[Records from a data source]

»»

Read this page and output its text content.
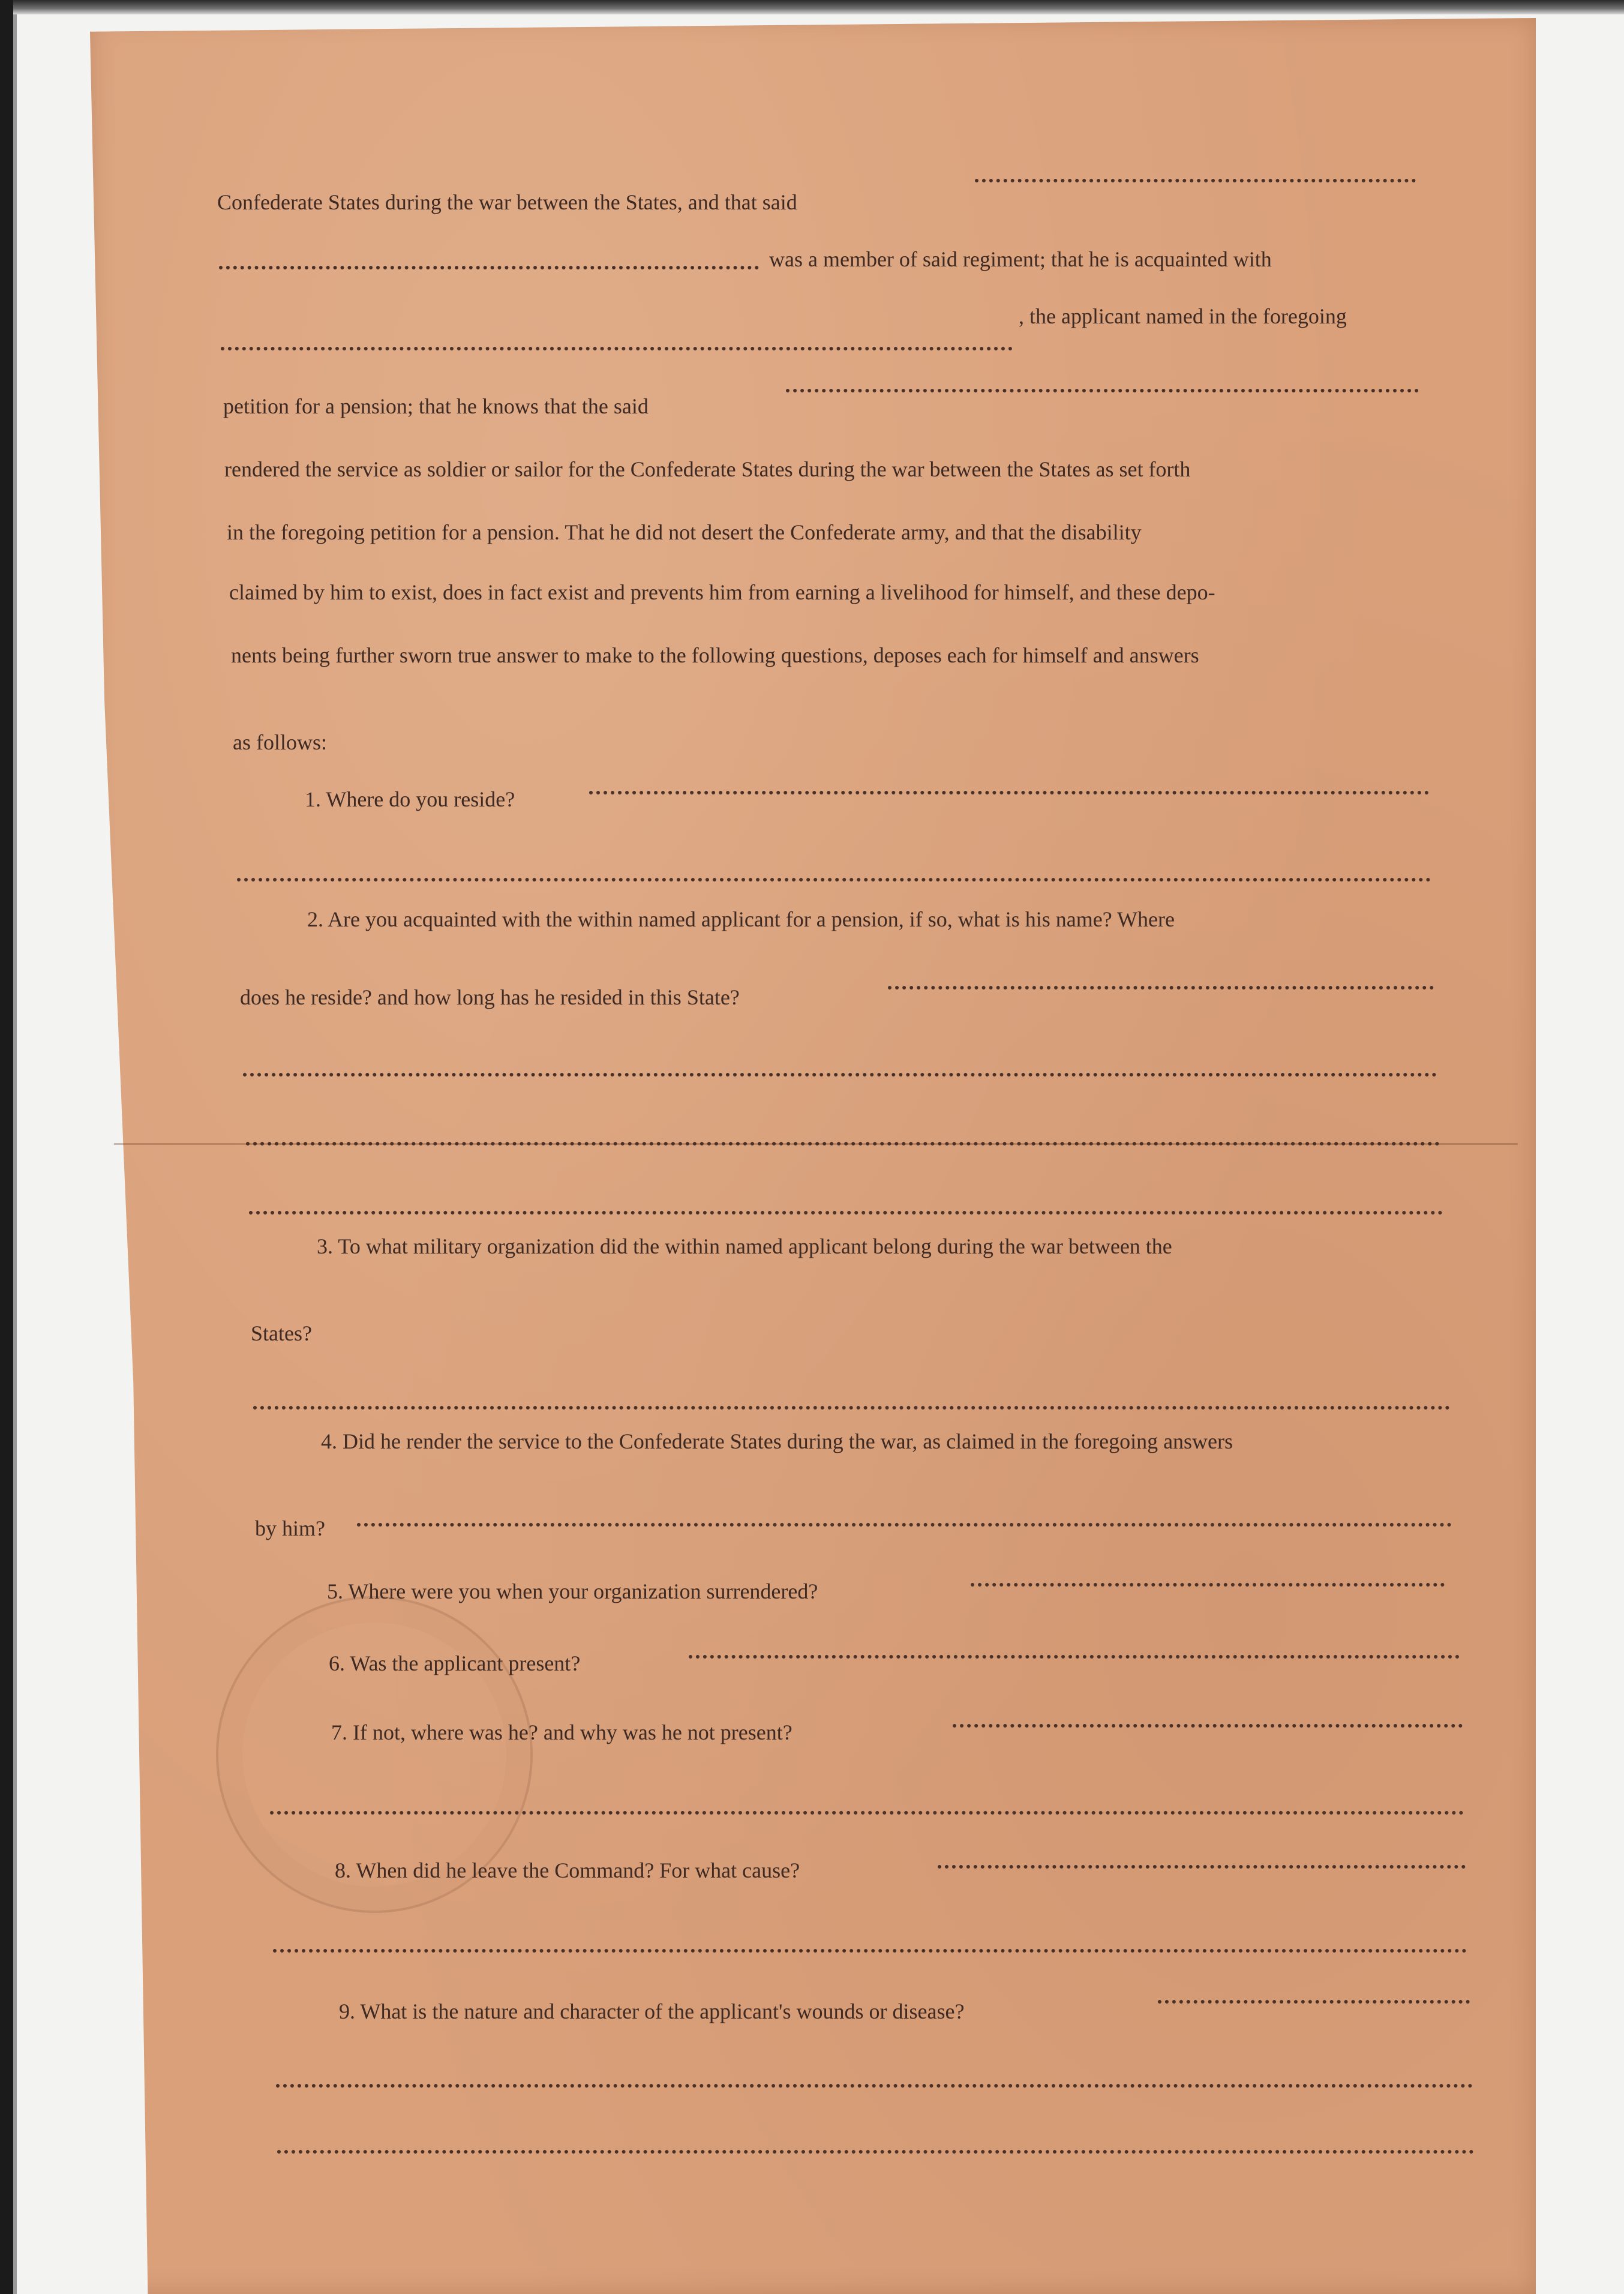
Confederate States during the war between the States, and that said
was a member of said regiment; that he is acquainted with
, the applicant named in the foregoing
petition for a pension; that he knows that the said
rendered the service as soldier or sailor for the Confederate States during the war between the States as set forth
in the foregoing petition for a pension. That he did not desert the Confederate army, and that the disability
claimed by him to exist, does in fact exist and prevents him from earning a livelihood for himself, and these depo-
nents being further sworn true answer to make to the following questions, deposes each for himself and answers
as follows:
1. Where do you reside?
2. Are you acquainted with the within named applicant for a pension, if so, what is his name? Where
does he reside? and how long has he resided in this State?
3. To what military organization did the within named applicant belong during the war between the
States?
4. Did he render the service to the Confederate States during the war, as claimed in the foregoing answers
by him?
5. Where were you when your organization surrendered?
6. Was the applicant present?
7. If not, where was he? and why was he not present?
8. When did he leave the Command? For what cause?
9. What is the nature and character of the applicant's wounds or disease?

««

Exercise instructions →
Pictures stay out; repeat all the rest of the records exactly.

Solution →
Read this page and output its text content.
Confederate States during the war between the States, and that said
was a member of said regiment; that he is acquainted with
, the applicant named in the foregoing
petition for a pension; that he knows that the said
rendered the service as soldier or sailor for the Confederate States during the war between the States as set forth
in the foregoing petition for a pension. That he did not desert the Confederate army, and that the disability
claimed by him to exist, does in fact exist and prevents him from earning a livelihood for himself, and these depo-
nents being further sworn true answer to make to the following questions, deposes each for himself and answers
as follows:
1. Where do you reside?
2. Are you acquainted with the within named applicant for a pension, if so, what is his name? Where
does he reside? and how long has he resided in this State?
3. To what military organization did the within named applicant belong during the war between the
States?
4. Did he render the service to the Confederate States during the war, as claimed in the foregoing answers
by him?
5. Where were you when your organization surrendered?
6. Was the applicant present?
7. If not, where was he? and why was he not present?
8. When did he leave the Command? For what cause?
9. What is the nature and character of the applicant's wounds or disease?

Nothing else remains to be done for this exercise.